**INPUT DATA:**
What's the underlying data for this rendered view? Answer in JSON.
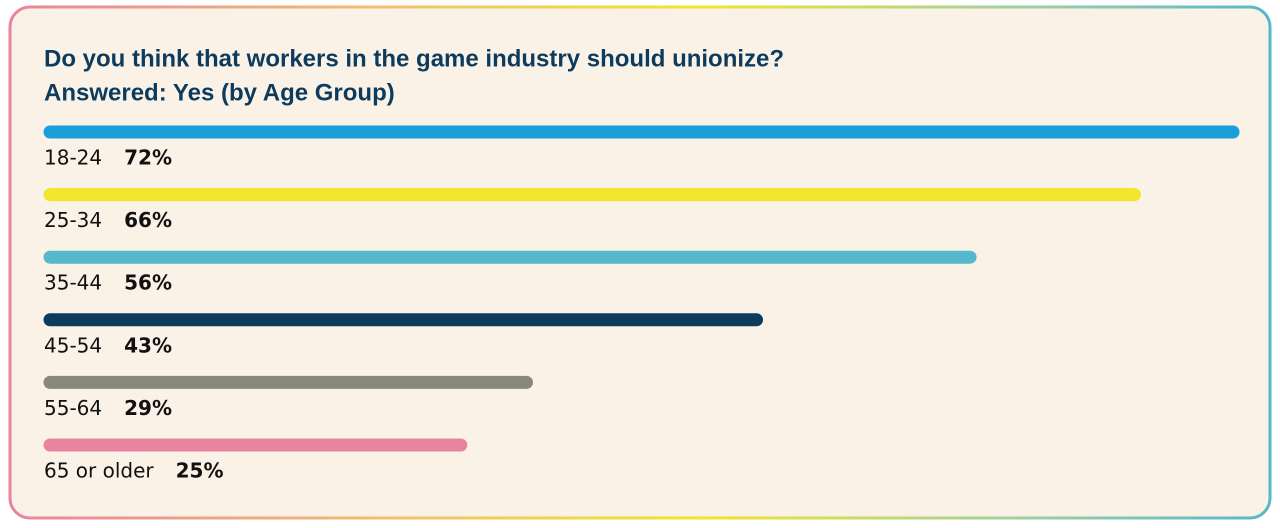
{
  "chart_data": {
    "type": "bar",
    "orientation": "horizontal",
    "title": "Do you think that workers in the game industry should unionize?",
    "subtitle": "Answered: Yes (by Age Group)",
    "categories": [
      "18-24",
      "25-34",
      "35-44",
      "45-54",
      "55-64",
      "65 or older"
    ],
    "values": [
      72,
      66,
      56,
      43,
      29,
      25
    ],
    "value_labels": [
      "72%",
      "66%",
      "56%",
      "43%",
      "29%",
      "25%"
    ],
    "colors": [
      "#1a9fdb",
      "#f2e52b",
      "#56b8cc",
      "#0d3b5e",
      "#8a877c",
      "#e8849f"
    ]
  }
}
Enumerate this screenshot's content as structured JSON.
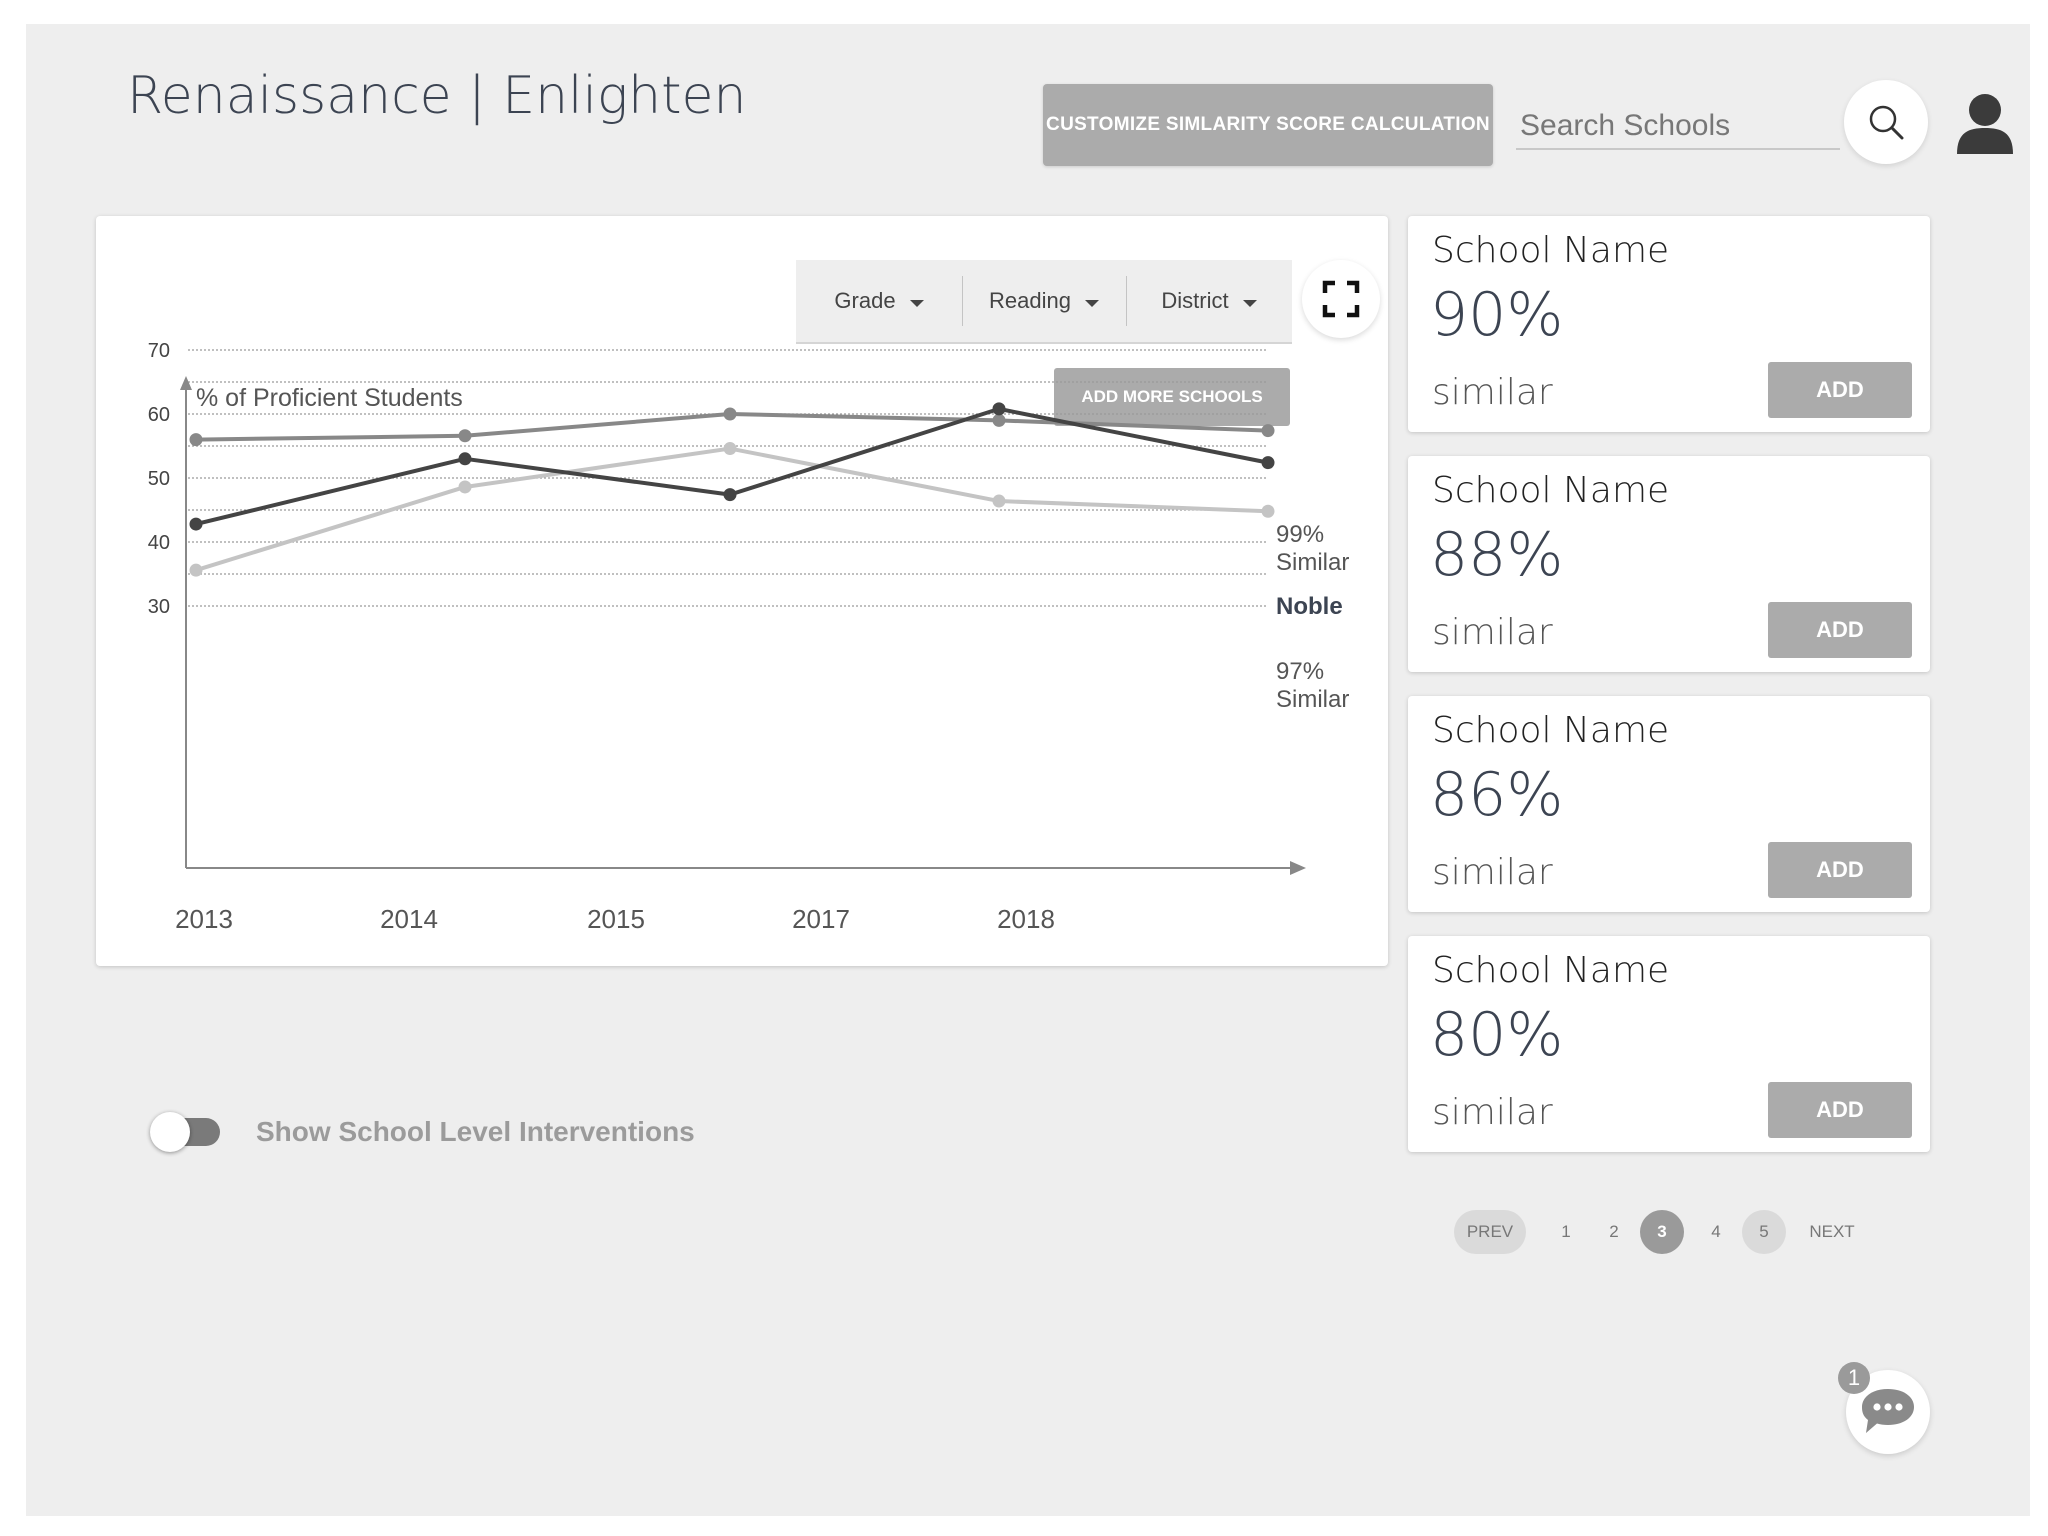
{
  "header": {
    "title": "Renaissance | Enlighten",
    "customize_button": "CUSTOMIZE SIMLARITY SCORE CALCULATION",
    "search_placeholder": "Search Schools"
  },
  "filters": [
    {
      "label": "Grade"
    },
    {
      "label": "Reading"
    },
    {
      "label": "District"
    }
  ],
  "chart_panel": {
    "add_more_button": "ADD MORE SCHOOLS"
  },
  "chart_data": {
    "type": "line",
    "ylabel": "% of Proficient Students",
    "yticks": [
      70,
      60,
      50,
      40,
      30
    ],
    "categories": [
      "2013",
      "2014",
      "2015",
      "2017",
      "2018"
    ],
    "series": [
      {
        "name": "99% Similar",
        "end_label_line1": "99%",
        "end_label_line2": "Similar",
        "color": "#888888",
        "values": [
          56,
          56.6,
          60,
          59,
          57.4
        ]
      },
      {
        "name": "Noble",
        "end_label_line1": "Noble",
        "color": "#444444",
        "values": [
          42.8,
          53,
          47.4,
          60.8,
          52.4
        ]
      },
      {
        "name": "97% Similar",
        "end_label_line1": "97%",
        "end_label_line2": "Similar",
        "color": "#c4c4c4",
        "values": [
          35.6,
          48.6,
          54.6,
          46.4,
          44.8
        ]
      }
    ]
  },
  "schools": [
    {
      "name": "School Name",
      "score": "90%",
      "similar": "similar",
      "add": "ADD"
    },
    {
      "name": "School Name",
      "score": "88%",
      "similar": "similar",
      "add": "ADD"
    },
    {
      "name": "School Name",
      "score": "86%",
      "similar": "similar",
      "add": "ADD"
    },
    {
      "name": "School Name",
      "score": "80%",
      "similar": "similar",
      "add": "ADD"
    }
  ],
  "toggle": {
    "label": "Show School Level Interventions",
    "on": false
  },
  "pagination": {
    "prev": "PREV",
    "next": "NEXT",
    "pages": [
      "1",
      "2",
      "3",
      "4",
      "5"
    ],
    "current": "3"
  },
  "chat": {
    "badge": "1"
  }
}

**DIRECTIVE:**
Drop the images and repeat the data exactly.

**PROBLEM SOLUTION:**
What's the underlying data for this rendered view? Answer in JSON.
{
  "chart_data": {
    "type": "bar",
    "orientation": "horizontal",
    "title": "Do you think that workers in the game industry should unionize?",
    "subtitle": "Answered: Yes (by Age Group)",
    "categories": [
      "18-24",
      "25-34",
      "35-44",
      "45-54",
      "55-64",
      "65 or older"
    ],
    "values": [
      72,
      66,
      56,
      43,
      29,
      25
    ],
    "value_labels": [
      "72%",
      "66%",
      "56%",
      "43%",
      "29%",
      "25%"
    ],
    "colors": [
      "#1a9fdb",
      "#f2e52b",
      "#56b8cc",
      "#0d3b5e",
      "#8a877c",
      "#e8849f"
    ]
  }
}
Enumerate this screenshot's content as structured JSON.
{
  "header": {
    "title": "Renaissance | Enlighten",
    "customize_button": "CUSTOMIZE SIMLARITY SCORE CALCULATION",
    "search_placeholder": "Search Schools"
  },
  "filters": [
    {
      "label": "Grade"
    },
    {
      "label": "Reading"
    },
    {
      "label": "District"
    }
  ],
  "chart_panel": {
    "add_more_button": "ADD MORE SCHOOLS"
  },
  "chart_data": {
    "type": "line",
    "ylabel": "% of Proficient Students",
    "yticks": [
      70,
      60,
      50,
      40,
      30
    ],
    "categories": [
      "2013",
      "2014",
      "2015",
      "2017",
      "2018"
    ],
    "series": [
      {
        "name": "99% Similar",
        "end_label_line1": "99%",
        "end_label_line2": "Similar",
        "color": "#888888",
        "values": [
          56,
          56.6,
          60,
          59,
          57.4
        ]
      },
      {
        "name": "Noble",
        "end_label_line1": "Noble",
        "color": "#444444",
        "values": [
          42.8,
          53,
          47.4,
          60.8,
          52.4
        ]
      },
      {
        "name": "97% Similar",
        "end_label_line1": "97%",
        "end_label_line2": "Similar",
        "color": "#c4c4c4",
        "values": [
          35.6,
          48.6,
          54.6,
          46.4,
          44.8
        ]
      }
    ]
  },
  "schools": [
    {
      "name": "School Name",
      "score": "90%",
      "similar": "similar",
      "add": "ADD"
    },
    {
      "name": "School Name",
      "score": "88%",
      "similar": "similar",
      "add": "ADD"
    },
    {
      "name": "School Name",
      "score": "86%",
      "similar": "similar",
      "add": "ADD"
    },
    {
      "name": "School Name",
      "score": "80%",
      "similar": "similar",
      "add": "ADD"
    }
  ],
  "toggle": {
    "label": "Show School Level Interventions",
    "on": false
  },
  "pagination": {
    "prev": "PREV",
    "next": "NEXT",
    "pages": [
      "1",
      "2",
      "3",
      "4",
      "5"
    ],
    "current": "3"
  },
  "chat": {
    "badge": "1"
  }
}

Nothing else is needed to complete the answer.